WHAT TO PRODUCE >> Leave the pictures out, and retype all of the material exactly as written.

Rows from a figure dataset

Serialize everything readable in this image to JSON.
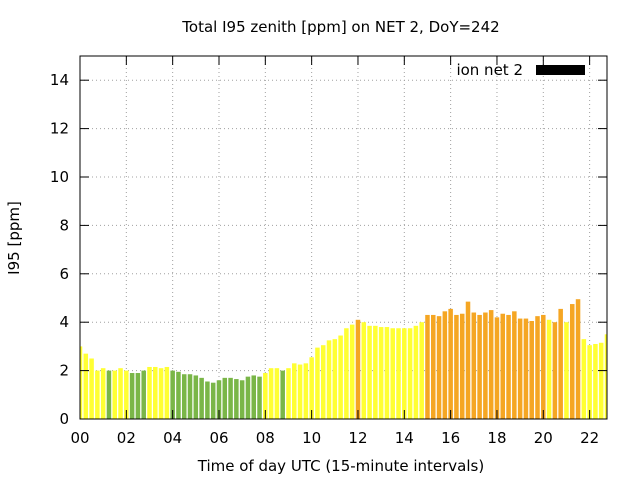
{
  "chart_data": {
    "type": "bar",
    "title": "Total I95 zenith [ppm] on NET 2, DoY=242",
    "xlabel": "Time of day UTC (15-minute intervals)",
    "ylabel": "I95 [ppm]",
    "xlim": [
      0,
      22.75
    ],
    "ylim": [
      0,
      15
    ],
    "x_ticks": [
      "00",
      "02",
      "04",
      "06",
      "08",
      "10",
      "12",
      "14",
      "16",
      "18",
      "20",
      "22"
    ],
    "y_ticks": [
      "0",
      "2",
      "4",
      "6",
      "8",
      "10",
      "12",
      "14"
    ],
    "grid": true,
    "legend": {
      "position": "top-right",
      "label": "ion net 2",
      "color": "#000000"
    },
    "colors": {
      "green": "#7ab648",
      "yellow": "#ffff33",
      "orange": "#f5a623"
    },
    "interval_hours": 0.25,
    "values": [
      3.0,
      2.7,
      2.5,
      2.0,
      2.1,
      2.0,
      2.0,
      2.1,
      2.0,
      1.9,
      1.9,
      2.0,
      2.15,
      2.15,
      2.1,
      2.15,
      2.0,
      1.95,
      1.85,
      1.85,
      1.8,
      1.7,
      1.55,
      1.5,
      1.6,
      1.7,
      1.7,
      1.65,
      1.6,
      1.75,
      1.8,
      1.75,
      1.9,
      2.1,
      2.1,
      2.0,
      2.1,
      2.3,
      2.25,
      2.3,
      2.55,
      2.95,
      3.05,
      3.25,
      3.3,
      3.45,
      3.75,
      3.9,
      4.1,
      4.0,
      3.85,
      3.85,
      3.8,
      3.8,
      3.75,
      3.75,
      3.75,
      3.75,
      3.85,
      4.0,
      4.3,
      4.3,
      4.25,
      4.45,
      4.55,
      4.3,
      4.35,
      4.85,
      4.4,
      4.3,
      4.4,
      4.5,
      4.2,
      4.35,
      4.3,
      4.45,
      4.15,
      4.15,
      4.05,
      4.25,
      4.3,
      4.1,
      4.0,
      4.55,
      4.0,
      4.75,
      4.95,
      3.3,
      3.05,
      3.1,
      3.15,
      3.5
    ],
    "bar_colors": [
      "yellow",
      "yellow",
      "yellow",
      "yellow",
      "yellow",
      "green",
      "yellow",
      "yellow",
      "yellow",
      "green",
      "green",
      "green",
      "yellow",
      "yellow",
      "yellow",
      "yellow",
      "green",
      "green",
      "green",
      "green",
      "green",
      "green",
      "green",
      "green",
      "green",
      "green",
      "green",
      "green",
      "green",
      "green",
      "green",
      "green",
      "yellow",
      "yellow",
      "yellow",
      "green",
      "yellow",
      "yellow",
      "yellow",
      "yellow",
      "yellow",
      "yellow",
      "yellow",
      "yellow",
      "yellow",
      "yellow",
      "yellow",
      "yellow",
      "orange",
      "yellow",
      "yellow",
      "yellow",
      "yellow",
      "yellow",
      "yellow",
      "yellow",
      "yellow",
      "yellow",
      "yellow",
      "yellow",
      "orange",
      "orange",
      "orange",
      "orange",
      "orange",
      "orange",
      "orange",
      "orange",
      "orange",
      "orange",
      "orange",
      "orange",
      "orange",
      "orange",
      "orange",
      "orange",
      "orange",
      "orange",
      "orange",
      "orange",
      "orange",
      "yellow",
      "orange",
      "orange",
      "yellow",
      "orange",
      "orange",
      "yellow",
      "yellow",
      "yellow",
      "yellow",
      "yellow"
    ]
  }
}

SOLUTION TO THIS TASK >>
Serialize everything readable in this image to JSON.
{
  "chart_data": {
    "type": "bar",
    "title": "Total I95 zenith [ppm] on NET 2, DoY=242",
    "xlabel": "Time of day UTC (15-minute intervals)",
    "ylabel": "I95 [ppm]",
    "xlim": [
      0,
      22.75
    ],
    "ylim": [
      0,
      15
    ],
    "x_ticks": [
      "00",
      "02",
      "04",
      "06",
      "08",
      "10",
      "12",
      "14",
      "16",
      "18",
      "20",
      "22"
    ],
    "y_ticks": [
      "0",
      "2",
      "4",
      "6",
      "8",
      "10",
      "12",
      "14"
    ],
    "grid": true,
    "legend": {
      "position": "top-right",
      "label": "ion net 2",
      "color": "#000000"
    },
    "colors": {
      "green": "#7ab648",
      "yellow": "#ffff33",
      "orange": "#f5a623"
    },
    "interval_hours": 0.25,
    "values": [
      3.0,
      2.7,
      2.5,
      2.0,
      2.1,
      2.0,
      2.0,
      2.1,
      2.0,
      1.9,
      1.9,
      2.0,
      2.15,
      2.15,
      2.1,
      2.15,
      2.0,
      1.95,
      1.85,
      1.85,
      1.8,
      1.7,
      1.55,
      1.5,
      1.6,
      1.7,
      1.7,
      1.65,
      1.6,
      1.75,
      1.8,
      1.75,
      1.9,
      2.1,
      2.1,
      2.0,
      2.1,
      2.3,
      2.25,
      2.3,
      2.55,
      2.95,
      3.05,
      3.25,
      3.3,
      3.45,
      3.75,
      3.9,
      4.1,
      4.0,
      3.85,
      3.85,
      3.8,
      3.8,
      3.75,
      3.75,
      3.75,
      3.75,
      3.85,
      4.0,
      4.3,
      4.3,
      4.25,
      4.45,
      4.55,
      4.3,
      4.35,
      4.85,
      4.4,
      4.3,
      4.4,
      4.5,
      4.2,
      4.35,
      4.3,
      4.45,
      4.15,
      4.15,
      4.05,
      4.25,
      4.3,
      4.1,
      4.0,
      4.55,
      4.0,
      4.75,
      4.95,
      3.3,
      3.05,
      3.1,
      3.15,
      3.5
    ],
    "bar_colors": [
      "yellow",
      "yellow",
      "yellow",
      "yellow",
      "yellow",
      "green",
      "yellow",
      "yellow",
      "yellow",
      "green",
      "green",
      "green",
      "yellow",
      "yellow",
      "yellow",
      "yellow",
      "green",
      "green",
      "green",
      "green",
      "green",
      "green",
      "green",
      "green",
      "green",
      "green",
      "green",
      "green",
      "green",
      "green",
      "green",
      "green",
      "yellow",
      "yellow",
      "yellow",
      "green",
      "yellow",
      "yellow",
      "yellow",
      "yellow",
      "yellow",
      "yellow",
      "yellow",
      "yellow",
      "yellow",
      "yellow",
      "yellow",
      "yellow",
      "orange",
      "yellow",
      "yellow",
      "yellow",
      "yellow",
      "yellow",
      "yellow",
      "yellow",
      "yellow",
      "yellow",
      "yellow",
      "yellow",
      "orange",
      "orange",
      "orange",
      "orange",
      "orange",
      "orange",
      "orange",
      "orange",
      "orange",
      "orange",
      "orange",
      "orange",
      "orange",
      "orange",
      "orange",
      "orange",
      "orange",
      "orange",
      "orange",
      "orange",
      "orange",
      "yellow",
      "orange",
      "orange",
      "yellow",
      "orange",
      "orange",
      "yellow",
      "yellow",
      "yellow",
      "yellow",
      "yellow"
    ]
  }
}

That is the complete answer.